DATASET ENTRIES:
■ ■ ■ ■ ■
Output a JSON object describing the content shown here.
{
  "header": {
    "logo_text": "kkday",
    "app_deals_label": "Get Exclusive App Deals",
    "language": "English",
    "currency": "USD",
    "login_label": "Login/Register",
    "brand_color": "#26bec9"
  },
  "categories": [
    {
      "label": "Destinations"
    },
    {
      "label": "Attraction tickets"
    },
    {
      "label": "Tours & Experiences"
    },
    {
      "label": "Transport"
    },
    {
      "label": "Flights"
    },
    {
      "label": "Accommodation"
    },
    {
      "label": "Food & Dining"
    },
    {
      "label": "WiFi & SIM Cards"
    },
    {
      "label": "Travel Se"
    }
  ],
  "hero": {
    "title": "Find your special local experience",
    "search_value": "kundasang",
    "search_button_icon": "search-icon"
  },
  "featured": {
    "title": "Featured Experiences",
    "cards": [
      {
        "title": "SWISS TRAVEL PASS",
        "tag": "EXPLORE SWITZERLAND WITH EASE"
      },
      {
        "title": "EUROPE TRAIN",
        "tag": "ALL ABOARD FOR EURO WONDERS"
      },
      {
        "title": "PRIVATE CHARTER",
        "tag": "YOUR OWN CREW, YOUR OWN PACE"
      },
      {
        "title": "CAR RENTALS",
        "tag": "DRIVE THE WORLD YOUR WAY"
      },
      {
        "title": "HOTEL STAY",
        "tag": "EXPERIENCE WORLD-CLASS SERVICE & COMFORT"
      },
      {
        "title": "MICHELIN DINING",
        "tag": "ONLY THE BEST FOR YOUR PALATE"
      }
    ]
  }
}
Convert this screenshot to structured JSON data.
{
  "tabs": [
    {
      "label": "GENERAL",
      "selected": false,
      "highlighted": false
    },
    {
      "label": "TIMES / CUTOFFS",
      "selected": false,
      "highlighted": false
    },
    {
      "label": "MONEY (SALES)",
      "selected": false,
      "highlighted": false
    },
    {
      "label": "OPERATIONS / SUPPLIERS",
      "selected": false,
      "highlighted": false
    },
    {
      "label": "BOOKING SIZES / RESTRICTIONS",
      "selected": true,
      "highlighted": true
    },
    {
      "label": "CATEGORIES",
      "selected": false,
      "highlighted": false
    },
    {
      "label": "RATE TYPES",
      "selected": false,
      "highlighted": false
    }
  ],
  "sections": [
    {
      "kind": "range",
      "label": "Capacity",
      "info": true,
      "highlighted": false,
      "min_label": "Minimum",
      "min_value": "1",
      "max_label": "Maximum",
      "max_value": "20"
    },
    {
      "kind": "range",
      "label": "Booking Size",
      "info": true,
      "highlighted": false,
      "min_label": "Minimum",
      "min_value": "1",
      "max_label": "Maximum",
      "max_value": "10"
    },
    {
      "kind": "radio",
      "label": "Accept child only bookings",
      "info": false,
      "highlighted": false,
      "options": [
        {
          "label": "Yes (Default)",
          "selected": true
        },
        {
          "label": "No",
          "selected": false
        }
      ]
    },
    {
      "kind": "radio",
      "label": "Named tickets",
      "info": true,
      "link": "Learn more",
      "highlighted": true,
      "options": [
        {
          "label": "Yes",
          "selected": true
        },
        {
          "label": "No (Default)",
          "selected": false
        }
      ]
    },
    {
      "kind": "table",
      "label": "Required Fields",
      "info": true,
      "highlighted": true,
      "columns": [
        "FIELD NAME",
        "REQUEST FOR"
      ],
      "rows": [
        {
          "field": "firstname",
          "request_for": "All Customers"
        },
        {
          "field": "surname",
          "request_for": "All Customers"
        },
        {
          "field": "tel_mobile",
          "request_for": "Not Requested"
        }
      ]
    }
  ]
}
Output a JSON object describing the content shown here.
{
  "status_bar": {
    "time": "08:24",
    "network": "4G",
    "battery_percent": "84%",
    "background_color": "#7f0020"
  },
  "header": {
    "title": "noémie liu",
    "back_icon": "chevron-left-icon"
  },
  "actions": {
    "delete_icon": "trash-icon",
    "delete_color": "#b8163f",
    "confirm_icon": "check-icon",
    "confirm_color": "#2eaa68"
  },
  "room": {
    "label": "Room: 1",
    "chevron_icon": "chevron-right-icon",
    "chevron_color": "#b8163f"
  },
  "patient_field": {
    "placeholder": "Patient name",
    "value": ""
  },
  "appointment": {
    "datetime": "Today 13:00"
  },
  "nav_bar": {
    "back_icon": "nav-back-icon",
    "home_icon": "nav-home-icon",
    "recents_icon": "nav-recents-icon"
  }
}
■ ■ ■ ■ ■
GIVEN EXERCISE:
Reproduce the listing shown above in its entirety, exactly.

CORRECT OUTPUT:
Output a JSON object describing the content shown here.
{
  "header": {
    "logo_text": "kkday",
    "app_deals_label": "Get Exclusive App Deals",
    "language": "English",
    "currency": "USD",
    "login_label": "Login/Register",
    "brand_color": "#26bec9"
  },
  "categories": [
    {
      "label": "Destinations"
    },
    {
      "label": "Attraction tickets"
    },
    {
      "label": "Tours & Experiences"
    },
    {
      "label": "Transport"
    },
    {
      "label": "Flights"
    },
    {
      "label": "Accommodation"
    },
    {
      "label": "Food & Dining"
    },
    {
      "label": "WiFi & SIM Cards"
    },
    {
      "label": "Travel Se"
    }
  ],
  "hero": {
    "title": "Find your special local experience",
    "search_value": "kundasang",
    "search_button_icon": "search-icon"
  },
  "featured": {
    "title": "Featured Experiences",
    "cards": [
      {
        "title": "SWISS TRAVEL PASS",
        "tag": "EXPLORE SWITZERLAND WITH EASE"
      },
      {
        "title": "EUROPE TRAIN",
        "tag": "ALL ABOARD FOR EURO WONDERS"
      },
      {
        "title": "PRIVATE CHARTER",
        "tag": "YOUR OWN CREW, YOUR OWN PACE"
      },
      {
        "title": "CAR RENTALS",
        "tag": "DRIVE THE WORLD YOUR WAY"
      },
      {
        "title": "HOTEL STAY",
        "tag": "EXPERIENCE WORLD-CLASS SERVICE & COMFORT"
      },
      {
        "title": "MICHELIN DINING",
        "tag": "ONLY THE BEST FOR YOUR PALATE"
      }
    ]
  }
}
Convert this screenshot to structured JSON data.
{
  "tabs": [
    {
      "label": "GENERAL",
      "selected": false,
      "highlighted": false
    },
    {
      "label": "TIMES / CUTOFFS",
      "selected": false,
      "highlighted": false
    },
    {
      "label": "MONEY (SALES)",
      "selected": false,
      "highlighted": false
    },
    {
      "label": "OPERATIONS / SUPPLIERS",
      "selected": false,
      "highlighted": false
    },
    {
      "label": "BOOKING SIZES / RESTRICTIONS",
      "selected": true,
      "highlighted": true
    },
    {
      "label": "CATEGORIES",
      "selected": false,
      "highlighted": false
    },
    {
      "label": "RATE TYPES",
      "selected": false,
      "highlighted": false
    }
  ],
  "sections": [
    {
      "kind": "range",
      "label": "Capacity",
      "info": true,
      "highlighted": false,
      "min_label": "Minimum",
      "min_value": "1",
      "max_label": "Maximum",
      "max_value": "20"
    },
    {
      "kind": "range",
      "label": "Booking Size",
      "info": true,
      "highlighted": false,
      "min_label": "Minimum",
      "min_value": "1",
      "max_label": "Maximum",
      "max_value": "10"
    },
    {
      "kind": "radio",
      "label": "Accept child only bookings",
      "info": false,
      "highlighted": false,
      "options": [
        {
          "label": "Yes (Default)",
          "selected": true
        },
        {
          "label": "No",
          "selected": false
        }
      ]
    },
    {
      "kind": "radio",
      "label": "Named tickets",
      "info": true,
      "link": "Learn more",
      "highlighted": true,
      "options": [
        {
          "label": "Yes",
          "selected": true
        },
        {
          "label": "No (Default)",
          "selected": false
        }
      ]
    },
    {
      "kind": "table",
      "label": "Required Fields",
      "info": true,
      "highlighted": true,
      "columns": [
        "FIELD NAME",
        "REQUEST FOR"
      ],
      "rows": [
        {
          "field": "firstname",
          "request_for": "All Customers"
        },
        {
          "field": "surname",
          "request_for": "All Customers"
        },
        {
          "field": "tel_mobile",
          "request_for": "Not Requested"
        }
      ]
    }
  ]
}
Output a JSON object describing the content shown here.
{
  "status_bar": {
    "time": "08:24",
    "network": "4G",
    "battery_percent": "84%",
    "background_color": "#7f0020"
  },
  "header": {
    "title": "noémie liu",
    "back_icon": "chevron-left-icon"
  },
  "actions": {
    "delete_icon": "trash-icon",
    "delete_color": "#b8163f",
    "confirm_icon": "check-icon",
    "confirm_color": "#2eaa68"
  },
  "room": {
    "label": "Room: 1",
    "chevron_icon": "chevron-right-icon",
    "chevron_color": "#b8163f"
  },
  "patient_field": {
    "placeholder": "Patient name",
    "value": ""
  },
  "appointment": {
    "datetime": "Today 13:00"
  },
  "nav_bar": {
    "back_icon": "nav-back-icon",
    "home_icon": "nav-home-icon",
    "recents_icon": "nav-recents-icon"
  }
}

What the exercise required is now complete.